_WORK REQUEST_
Write out the part of the genetic switch article starting at "Kill switch: From" and ending at "produce over time.", word for word.

_DOCUMENT SECTION_

Biologists often speak of switching genes on and off to give microbes new abilities--like producing biofuels or drugs, or gobbling up environmental toxins. For the most part, though, it's nearly impossible to turn off a gene without deleting it (which means you can't turn it on again). This limits biologists' ability to control how much of a particular protein a microbe produces. It also restricts bioengineers' ability to design new microbes.

Kill switch: From top left to bottom right, these images show bacteria dying over the course of a few minutes. Researchers flip a genetic switch that causes the bacteria to make proteins that cause them to burst.
PNAS

Now researchers at Boston University, led by biomedical engineering professor James Collins, have developed a highly tunable genetic "switch" that offers a greater degree of control over microbes. It makes it possible to stop the production of a protein and restart it again. The switch, which could be used to control any gene, can also act as a "dimmer switch" to finely tune how much protein a microbe would produce over time.

The researchers made a highly effective microbe "kill switch" to demonstrate the precision of the approach. For years, researchers have been trying to develop these self-destruction mechanisms to allay concerns that genetically engineered microbes might prove impossible to eradicate once they've outlived their usefulness. But previous kill switches haven't offered tight enough control to pass governmental regulatory muster because it was difficult to make it turn on in all the cells in a population at the same time.

The field of synthetic biology involves redesigning networks of genes to enable microbes to perform useful functions efficiently. An example of such a function would be the production of a protein that leads to a desired end product, such as a fuel or a drug. But it's hard for bioengineers to control how a cell will use the gene it's given, and this makes it difficult to control the organisms en masse. A community of cells inside a biofuel reactor, for example, won't behave uniformly, even if the cells are genetically identical clones.

"You're trying to regulate an entire population [of microbes]," says Dan Robinson, senior vice president of biological sciences at Joule Unlimited, a company designing microbes that convert sunlight into fuels. (Joule was not involved with the research, but Collins is a scientific advisor to the company.)

Collins's switch, described online in the Proceedings of the National Academy of Sciences, turns a modified gene on and off. The switch is created by sequences of DNA that can be added to any gene that a bioengineer wants to regulate. When the cell takes the first step toward expressing that gene--making an intermediate molecule of RNA that can be "read" to make the relevant protein--it also creates the RNA switch. When the first, "off" RNA switch is made, it latches onto the ribosome, preventing it from making a particular protein. When the second, "on" switch is made, it pulls the first RNA switch off of the ribosome and binds to it the switch, freeing the ribosome to resume production.\

_STUDY MATERIAL_
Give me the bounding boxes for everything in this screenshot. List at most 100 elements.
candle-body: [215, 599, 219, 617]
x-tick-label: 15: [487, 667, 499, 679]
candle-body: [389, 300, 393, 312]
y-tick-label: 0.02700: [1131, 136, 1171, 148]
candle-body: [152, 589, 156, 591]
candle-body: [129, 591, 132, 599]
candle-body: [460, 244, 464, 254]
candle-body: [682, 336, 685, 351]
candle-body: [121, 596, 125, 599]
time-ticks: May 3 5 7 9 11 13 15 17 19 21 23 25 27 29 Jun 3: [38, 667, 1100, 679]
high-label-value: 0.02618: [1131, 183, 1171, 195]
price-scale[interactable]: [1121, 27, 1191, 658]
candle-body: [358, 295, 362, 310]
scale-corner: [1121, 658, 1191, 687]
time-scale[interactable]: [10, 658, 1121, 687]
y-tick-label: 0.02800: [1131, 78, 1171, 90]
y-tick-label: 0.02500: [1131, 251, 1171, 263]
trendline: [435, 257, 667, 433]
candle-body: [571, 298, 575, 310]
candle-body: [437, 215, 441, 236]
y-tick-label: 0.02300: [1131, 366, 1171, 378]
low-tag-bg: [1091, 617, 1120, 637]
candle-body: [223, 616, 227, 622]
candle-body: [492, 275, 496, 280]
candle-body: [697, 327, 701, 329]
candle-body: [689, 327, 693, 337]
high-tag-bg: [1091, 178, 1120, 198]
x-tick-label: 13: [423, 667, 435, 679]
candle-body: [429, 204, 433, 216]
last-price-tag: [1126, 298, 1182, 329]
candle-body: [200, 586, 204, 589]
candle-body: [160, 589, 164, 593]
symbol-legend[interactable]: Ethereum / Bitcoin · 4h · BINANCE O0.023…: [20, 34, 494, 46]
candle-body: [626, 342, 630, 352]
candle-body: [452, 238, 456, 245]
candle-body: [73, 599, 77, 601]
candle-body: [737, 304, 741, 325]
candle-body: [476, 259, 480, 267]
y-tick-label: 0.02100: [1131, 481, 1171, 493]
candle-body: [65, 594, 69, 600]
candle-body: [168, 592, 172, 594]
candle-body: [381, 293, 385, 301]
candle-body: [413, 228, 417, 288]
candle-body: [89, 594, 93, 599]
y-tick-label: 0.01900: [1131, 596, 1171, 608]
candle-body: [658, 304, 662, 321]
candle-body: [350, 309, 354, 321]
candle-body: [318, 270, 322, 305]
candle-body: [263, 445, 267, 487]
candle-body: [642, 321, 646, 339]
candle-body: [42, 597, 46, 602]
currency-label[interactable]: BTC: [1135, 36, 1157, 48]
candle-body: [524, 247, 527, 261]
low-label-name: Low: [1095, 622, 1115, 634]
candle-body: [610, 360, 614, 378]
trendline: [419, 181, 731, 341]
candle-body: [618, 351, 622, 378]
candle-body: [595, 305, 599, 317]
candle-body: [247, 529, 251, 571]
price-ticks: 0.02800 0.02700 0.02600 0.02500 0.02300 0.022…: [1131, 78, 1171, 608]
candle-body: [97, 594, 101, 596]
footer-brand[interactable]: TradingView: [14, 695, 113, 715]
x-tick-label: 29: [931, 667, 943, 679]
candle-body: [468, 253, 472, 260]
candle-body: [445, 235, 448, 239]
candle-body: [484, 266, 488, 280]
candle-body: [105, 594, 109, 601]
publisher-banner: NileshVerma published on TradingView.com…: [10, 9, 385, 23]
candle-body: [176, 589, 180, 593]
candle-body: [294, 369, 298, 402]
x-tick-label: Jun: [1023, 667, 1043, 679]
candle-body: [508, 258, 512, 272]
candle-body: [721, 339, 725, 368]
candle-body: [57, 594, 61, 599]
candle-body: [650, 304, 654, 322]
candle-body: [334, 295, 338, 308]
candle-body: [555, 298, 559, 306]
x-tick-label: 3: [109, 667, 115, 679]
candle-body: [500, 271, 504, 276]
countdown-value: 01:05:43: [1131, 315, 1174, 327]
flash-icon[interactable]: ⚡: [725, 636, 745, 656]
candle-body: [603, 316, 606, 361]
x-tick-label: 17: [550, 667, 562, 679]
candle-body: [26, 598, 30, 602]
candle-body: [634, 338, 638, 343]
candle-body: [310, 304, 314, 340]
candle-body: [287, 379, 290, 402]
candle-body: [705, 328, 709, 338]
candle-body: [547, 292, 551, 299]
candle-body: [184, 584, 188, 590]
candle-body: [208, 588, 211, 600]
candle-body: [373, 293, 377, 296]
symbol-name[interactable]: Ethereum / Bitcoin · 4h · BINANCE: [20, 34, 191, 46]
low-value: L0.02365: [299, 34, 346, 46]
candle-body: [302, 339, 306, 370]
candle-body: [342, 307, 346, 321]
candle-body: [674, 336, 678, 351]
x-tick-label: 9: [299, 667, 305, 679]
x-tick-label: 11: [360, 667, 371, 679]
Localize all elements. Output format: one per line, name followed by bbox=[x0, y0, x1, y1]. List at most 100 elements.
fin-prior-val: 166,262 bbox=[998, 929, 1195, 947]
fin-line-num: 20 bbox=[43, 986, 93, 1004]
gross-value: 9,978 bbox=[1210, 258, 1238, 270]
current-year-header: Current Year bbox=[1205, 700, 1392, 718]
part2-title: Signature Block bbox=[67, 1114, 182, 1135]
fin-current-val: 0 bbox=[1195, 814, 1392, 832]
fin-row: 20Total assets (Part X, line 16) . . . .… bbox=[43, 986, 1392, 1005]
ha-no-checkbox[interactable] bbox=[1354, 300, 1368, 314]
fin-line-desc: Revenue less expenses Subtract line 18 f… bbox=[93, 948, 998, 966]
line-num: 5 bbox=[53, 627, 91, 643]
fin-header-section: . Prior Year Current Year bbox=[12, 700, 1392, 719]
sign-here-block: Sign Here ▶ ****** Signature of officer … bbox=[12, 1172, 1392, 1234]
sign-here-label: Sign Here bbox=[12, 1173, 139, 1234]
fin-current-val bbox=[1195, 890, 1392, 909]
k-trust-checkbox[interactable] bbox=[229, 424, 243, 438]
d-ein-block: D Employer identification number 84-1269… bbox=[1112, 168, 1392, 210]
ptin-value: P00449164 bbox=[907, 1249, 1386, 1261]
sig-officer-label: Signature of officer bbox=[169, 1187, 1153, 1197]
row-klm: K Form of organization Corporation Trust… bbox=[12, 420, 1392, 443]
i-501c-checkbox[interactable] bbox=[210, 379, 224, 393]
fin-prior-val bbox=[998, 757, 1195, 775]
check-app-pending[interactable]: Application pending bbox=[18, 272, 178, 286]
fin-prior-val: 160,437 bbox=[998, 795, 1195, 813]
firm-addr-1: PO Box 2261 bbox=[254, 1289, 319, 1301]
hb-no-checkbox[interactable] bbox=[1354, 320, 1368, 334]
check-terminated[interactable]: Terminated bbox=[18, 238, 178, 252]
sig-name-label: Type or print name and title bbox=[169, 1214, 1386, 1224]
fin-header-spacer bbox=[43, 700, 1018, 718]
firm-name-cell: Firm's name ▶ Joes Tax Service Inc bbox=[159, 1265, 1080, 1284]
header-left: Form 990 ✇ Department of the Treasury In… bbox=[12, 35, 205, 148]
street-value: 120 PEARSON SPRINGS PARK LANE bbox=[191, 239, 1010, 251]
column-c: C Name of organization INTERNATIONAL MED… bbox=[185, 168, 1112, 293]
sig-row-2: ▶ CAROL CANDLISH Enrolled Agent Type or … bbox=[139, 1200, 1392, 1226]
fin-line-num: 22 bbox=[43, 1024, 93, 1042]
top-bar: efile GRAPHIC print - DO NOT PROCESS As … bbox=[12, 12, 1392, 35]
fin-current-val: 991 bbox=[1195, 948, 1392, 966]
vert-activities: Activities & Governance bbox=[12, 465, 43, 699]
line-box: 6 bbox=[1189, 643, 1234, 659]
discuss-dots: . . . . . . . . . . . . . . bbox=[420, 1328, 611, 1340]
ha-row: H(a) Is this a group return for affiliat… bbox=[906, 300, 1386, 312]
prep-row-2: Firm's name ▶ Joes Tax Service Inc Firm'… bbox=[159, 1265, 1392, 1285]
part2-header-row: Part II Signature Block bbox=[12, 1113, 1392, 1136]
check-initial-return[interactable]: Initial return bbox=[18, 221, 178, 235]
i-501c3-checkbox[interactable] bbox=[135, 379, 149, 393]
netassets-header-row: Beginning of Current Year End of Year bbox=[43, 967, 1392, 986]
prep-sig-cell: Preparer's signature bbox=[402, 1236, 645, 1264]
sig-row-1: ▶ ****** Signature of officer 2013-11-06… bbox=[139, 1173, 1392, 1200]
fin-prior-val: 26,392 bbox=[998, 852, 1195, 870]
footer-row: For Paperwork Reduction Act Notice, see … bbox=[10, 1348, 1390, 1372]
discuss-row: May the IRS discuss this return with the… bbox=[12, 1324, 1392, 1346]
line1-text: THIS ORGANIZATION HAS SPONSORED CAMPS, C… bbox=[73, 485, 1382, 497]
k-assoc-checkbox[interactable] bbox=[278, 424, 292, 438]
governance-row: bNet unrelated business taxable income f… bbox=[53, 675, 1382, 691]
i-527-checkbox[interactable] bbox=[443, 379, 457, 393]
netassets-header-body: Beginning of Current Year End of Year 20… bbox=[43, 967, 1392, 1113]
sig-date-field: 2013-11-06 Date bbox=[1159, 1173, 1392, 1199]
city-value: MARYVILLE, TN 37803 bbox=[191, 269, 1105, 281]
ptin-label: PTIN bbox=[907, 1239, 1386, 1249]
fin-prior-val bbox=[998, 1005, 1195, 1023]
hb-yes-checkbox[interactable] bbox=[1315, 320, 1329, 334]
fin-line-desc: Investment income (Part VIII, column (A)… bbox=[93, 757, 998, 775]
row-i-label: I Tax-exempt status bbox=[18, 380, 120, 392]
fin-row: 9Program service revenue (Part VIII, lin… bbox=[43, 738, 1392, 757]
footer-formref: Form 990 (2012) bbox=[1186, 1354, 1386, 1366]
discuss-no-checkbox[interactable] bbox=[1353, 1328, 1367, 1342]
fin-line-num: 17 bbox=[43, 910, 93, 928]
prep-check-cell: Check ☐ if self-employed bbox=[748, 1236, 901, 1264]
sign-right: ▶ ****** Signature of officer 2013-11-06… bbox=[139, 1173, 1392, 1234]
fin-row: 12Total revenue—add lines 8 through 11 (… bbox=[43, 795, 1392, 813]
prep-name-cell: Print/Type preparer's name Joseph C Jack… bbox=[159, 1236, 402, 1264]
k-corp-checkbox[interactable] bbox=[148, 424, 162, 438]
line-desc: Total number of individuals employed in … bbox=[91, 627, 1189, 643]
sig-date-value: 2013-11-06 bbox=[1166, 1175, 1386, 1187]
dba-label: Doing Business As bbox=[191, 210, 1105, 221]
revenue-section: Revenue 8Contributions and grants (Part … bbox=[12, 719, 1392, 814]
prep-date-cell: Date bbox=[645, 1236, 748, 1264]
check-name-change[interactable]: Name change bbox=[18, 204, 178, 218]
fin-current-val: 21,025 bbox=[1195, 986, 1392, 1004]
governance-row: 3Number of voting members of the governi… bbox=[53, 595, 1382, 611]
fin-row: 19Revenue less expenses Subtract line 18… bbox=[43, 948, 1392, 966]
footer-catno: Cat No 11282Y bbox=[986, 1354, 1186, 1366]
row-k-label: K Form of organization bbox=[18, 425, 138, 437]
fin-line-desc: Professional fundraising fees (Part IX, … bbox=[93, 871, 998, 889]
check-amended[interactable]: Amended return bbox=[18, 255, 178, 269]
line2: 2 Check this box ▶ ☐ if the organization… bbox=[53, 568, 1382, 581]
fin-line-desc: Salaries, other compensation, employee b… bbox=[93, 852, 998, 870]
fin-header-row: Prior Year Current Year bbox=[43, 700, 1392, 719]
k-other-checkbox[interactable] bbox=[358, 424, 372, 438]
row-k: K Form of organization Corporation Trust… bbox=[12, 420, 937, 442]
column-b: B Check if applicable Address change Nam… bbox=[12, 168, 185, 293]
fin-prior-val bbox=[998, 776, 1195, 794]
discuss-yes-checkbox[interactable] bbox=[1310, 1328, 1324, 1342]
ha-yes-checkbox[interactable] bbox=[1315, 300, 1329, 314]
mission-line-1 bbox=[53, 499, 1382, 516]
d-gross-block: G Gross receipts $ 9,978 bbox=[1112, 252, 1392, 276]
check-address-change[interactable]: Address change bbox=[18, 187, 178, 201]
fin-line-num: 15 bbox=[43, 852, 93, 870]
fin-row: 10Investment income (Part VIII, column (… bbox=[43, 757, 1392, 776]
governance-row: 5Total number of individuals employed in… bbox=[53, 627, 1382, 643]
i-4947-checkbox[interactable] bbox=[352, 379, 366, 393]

_RESULT FOR THIS TASK_
Kill switch: From top left to bottom right, these images show bacteria dying over the course of a few minutes. Researchers flip a genetic switch that causes the bacteria to make proteins that cause them to burst.
PNAS

Now researchers at Boston University, led by biomedical engineering professor James Collins, have developed a highly tunable genetic "switch" that offers a greater degree of control over microbes. It makes it possible to stop the production of a protein and restart it again. The switch, which could be used to control any gene, can also act as a "dimmer switch" to finely tune how much protein a microbe would produce over time.